EXCERPT PROVIDED:
»»
Monday, June 20, 2011

The Bat Boy

It had been an exciting afternoon. It was my first trip to TD Ameritrade Park to see the very first game ever played there in the College World Series. Vanderbilt and North Carolina were locking horns trying to win to advance in the series. Players were playing hard. The game had started a little slowly but it had gotten interesting when I noticed him.
He looked like a miniature player for Vanderbilt. It was a young boy wearing a Vanderbilt uniform. He stood in the entrance of the dugout entranced in the game. On his back wasn't a number, but BB standing for Bat Boy. When a player would hit the ball and run out his hit, this young man would sprint (and I don't think that's too strong a word) to recover the bat and put it in its proper cubby hole in the dugout. When a foul ball was hit back toward the screen, he ran as hard as he could to retrieve the ball. The ball park had employed a young lady to collect all the foul balls. But it seemed as if this young man was on a mission to get the ball before she could hardly get out of her place.
He had no influence on the outcome of the game. The players virtually ignored him. The bats and helmets seemed supersized to this little boy. But he did everything with such enthusiasm, with such vigor, with such pride. I wonder if he received any credit from the team. Did anyone encourage him as he conducted his duties? Was he truly appreciated for picking up after the players? Basically what I saw was a servant.
««
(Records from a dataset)
»»
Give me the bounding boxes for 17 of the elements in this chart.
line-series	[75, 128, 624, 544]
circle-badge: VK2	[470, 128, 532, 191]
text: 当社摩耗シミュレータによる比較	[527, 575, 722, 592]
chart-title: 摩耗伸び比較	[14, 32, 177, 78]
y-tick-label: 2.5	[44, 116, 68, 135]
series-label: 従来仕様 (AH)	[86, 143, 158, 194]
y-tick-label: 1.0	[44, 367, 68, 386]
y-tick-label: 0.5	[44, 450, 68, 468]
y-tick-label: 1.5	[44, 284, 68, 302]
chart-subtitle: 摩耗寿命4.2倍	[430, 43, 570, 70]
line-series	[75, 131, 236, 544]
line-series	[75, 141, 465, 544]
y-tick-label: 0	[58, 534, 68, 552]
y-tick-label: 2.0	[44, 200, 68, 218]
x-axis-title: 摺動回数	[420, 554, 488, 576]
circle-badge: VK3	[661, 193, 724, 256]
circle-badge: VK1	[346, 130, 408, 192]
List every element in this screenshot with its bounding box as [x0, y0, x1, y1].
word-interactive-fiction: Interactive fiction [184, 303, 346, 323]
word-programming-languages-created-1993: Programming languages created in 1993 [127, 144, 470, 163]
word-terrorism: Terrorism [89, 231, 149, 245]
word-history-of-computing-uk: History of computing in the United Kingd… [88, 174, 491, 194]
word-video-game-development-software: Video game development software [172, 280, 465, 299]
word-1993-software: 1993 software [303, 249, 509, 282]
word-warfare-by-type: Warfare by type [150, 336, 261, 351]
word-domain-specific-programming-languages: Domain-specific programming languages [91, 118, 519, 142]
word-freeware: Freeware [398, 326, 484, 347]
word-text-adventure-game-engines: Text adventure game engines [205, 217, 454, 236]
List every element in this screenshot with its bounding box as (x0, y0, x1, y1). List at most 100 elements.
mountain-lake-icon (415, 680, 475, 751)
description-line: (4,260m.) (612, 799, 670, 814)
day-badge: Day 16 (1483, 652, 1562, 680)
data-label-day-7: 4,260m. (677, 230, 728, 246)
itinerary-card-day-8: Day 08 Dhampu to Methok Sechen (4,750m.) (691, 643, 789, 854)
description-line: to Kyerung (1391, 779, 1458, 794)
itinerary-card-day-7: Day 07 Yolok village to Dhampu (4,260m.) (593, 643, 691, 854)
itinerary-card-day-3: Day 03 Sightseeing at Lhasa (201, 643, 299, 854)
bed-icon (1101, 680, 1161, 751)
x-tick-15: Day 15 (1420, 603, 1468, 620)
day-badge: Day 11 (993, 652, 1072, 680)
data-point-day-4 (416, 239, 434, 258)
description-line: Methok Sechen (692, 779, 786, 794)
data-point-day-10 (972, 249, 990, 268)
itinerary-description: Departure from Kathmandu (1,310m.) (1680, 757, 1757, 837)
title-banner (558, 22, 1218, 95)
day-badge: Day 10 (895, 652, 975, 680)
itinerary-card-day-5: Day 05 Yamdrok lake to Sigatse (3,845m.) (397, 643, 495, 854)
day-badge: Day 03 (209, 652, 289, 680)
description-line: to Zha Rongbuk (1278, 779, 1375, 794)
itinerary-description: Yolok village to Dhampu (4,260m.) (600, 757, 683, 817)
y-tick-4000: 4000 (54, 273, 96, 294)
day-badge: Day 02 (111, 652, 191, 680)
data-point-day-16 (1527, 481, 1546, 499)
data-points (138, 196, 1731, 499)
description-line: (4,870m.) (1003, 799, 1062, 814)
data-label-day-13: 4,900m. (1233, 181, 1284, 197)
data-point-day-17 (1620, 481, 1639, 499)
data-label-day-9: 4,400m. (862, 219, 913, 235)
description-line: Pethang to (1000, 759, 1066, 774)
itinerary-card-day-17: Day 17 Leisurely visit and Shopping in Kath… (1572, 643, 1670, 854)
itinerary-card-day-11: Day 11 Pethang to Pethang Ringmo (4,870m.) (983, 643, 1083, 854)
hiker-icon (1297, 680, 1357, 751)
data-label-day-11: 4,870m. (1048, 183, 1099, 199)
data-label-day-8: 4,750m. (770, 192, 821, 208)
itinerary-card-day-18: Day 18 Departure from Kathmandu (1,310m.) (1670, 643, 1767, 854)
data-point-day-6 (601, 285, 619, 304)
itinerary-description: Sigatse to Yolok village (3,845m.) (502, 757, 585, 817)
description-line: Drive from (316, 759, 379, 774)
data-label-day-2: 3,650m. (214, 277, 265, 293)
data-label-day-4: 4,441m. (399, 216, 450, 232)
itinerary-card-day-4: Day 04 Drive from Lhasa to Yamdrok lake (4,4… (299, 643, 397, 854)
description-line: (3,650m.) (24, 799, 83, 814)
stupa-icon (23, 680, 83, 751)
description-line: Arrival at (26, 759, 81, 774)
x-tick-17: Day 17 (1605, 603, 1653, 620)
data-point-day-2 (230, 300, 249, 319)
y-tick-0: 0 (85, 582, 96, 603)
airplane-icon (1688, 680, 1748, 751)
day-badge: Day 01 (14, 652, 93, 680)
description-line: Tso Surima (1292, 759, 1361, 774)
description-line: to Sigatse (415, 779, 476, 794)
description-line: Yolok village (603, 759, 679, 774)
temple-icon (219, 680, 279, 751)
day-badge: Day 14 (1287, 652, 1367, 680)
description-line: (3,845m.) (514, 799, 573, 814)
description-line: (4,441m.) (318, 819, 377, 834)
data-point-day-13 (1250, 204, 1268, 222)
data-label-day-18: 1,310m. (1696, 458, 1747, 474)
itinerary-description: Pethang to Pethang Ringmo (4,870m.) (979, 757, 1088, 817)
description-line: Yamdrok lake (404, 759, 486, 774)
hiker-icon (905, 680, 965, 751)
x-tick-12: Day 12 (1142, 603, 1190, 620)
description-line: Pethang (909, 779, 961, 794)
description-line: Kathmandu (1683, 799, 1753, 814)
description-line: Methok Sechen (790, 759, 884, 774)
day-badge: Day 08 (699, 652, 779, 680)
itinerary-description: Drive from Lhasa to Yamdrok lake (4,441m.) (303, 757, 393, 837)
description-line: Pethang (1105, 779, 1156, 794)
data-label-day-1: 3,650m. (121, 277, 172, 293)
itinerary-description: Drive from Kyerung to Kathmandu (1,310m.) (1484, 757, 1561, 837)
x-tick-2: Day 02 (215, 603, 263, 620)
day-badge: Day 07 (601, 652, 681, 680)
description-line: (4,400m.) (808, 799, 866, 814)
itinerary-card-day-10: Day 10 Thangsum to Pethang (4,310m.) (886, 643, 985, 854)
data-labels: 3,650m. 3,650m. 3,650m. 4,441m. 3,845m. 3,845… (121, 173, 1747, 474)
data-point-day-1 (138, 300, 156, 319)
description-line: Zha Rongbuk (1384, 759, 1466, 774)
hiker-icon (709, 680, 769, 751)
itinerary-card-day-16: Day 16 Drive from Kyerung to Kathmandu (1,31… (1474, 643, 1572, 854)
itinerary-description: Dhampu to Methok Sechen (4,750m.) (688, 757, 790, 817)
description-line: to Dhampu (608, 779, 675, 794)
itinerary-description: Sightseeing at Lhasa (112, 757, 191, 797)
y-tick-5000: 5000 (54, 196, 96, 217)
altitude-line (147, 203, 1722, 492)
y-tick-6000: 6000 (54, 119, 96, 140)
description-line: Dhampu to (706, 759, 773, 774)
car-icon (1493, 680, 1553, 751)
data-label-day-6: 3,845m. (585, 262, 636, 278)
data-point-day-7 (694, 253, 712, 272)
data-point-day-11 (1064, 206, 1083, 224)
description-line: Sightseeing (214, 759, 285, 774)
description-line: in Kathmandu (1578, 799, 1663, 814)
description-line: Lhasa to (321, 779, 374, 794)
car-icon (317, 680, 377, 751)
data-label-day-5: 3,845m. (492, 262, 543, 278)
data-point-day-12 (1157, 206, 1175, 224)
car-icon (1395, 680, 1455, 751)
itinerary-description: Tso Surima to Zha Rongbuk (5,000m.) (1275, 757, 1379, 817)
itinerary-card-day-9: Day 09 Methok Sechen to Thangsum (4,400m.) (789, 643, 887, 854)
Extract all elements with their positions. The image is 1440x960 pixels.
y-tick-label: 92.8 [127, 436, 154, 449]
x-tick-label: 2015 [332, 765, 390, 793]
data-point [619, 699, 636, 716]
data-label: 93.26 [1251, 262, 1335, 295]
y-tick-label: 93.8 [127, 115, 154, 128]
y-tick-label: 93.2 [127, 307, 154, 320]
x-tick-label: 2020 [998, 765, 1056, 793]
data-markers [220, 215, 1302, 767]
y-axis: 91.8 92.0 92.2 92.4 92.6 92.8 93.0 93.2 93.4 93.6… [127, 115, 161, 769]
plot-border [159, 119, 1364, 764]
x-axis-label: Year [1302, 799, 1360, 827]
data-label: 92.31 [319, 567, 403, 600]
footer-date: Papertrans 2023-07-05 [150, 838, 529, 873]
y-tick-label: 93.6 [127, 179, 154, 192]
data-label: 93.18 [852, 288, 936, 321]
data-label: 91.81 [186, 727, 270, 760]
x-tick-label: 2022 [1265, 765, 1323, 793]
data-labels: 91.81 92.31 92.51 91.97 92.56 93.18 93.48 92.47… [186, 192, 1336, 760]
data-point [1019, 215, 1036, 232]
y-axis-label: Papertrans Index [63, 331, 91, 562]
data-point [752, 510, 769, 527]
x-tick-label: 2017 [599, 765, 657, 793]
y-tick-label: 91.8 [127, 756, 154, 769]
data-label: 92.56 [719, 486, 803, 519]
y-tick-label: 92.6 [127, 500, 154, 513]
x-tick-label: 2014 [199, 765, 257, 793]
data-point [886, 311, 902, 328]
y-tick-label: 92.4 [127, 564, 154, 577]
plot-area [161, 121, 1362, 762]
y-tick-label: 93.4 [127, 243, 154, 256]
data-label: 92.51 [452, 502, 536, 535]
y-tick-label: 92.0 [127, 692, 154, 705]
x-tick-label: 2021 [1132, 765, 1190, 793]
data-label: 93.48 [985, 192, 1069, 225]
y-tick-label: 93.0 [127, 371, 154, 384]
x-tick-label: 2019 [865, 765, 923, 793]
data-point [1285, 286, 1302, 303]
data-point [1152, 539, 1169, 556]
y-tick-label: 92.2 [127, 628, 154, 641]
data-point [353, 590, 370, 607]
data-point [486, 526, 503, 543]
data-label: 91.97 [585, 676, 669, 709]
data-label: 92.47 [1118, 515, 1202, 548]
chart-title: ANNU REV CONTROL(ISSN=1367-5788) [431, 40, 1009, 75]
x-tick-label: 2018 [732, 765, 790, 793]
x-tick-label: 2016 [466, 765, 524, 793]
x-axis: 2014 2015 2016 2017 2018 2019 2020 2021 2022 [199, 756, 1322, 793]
««
PROBLEM DESCRIPTION:
Answer these questions about the account of the bat boy, one answer per line:
(a) Which two teams were playing the game?
(b) What appeared on the back of the boy's uniform in place of a number?
(c) Whom had the ball park employed to collect foul balls?

ANSWER FOR THE TASK:
(a) Vanderbilt and North Carolina
(b) BB, standing for Bat Boy
(c) A young lady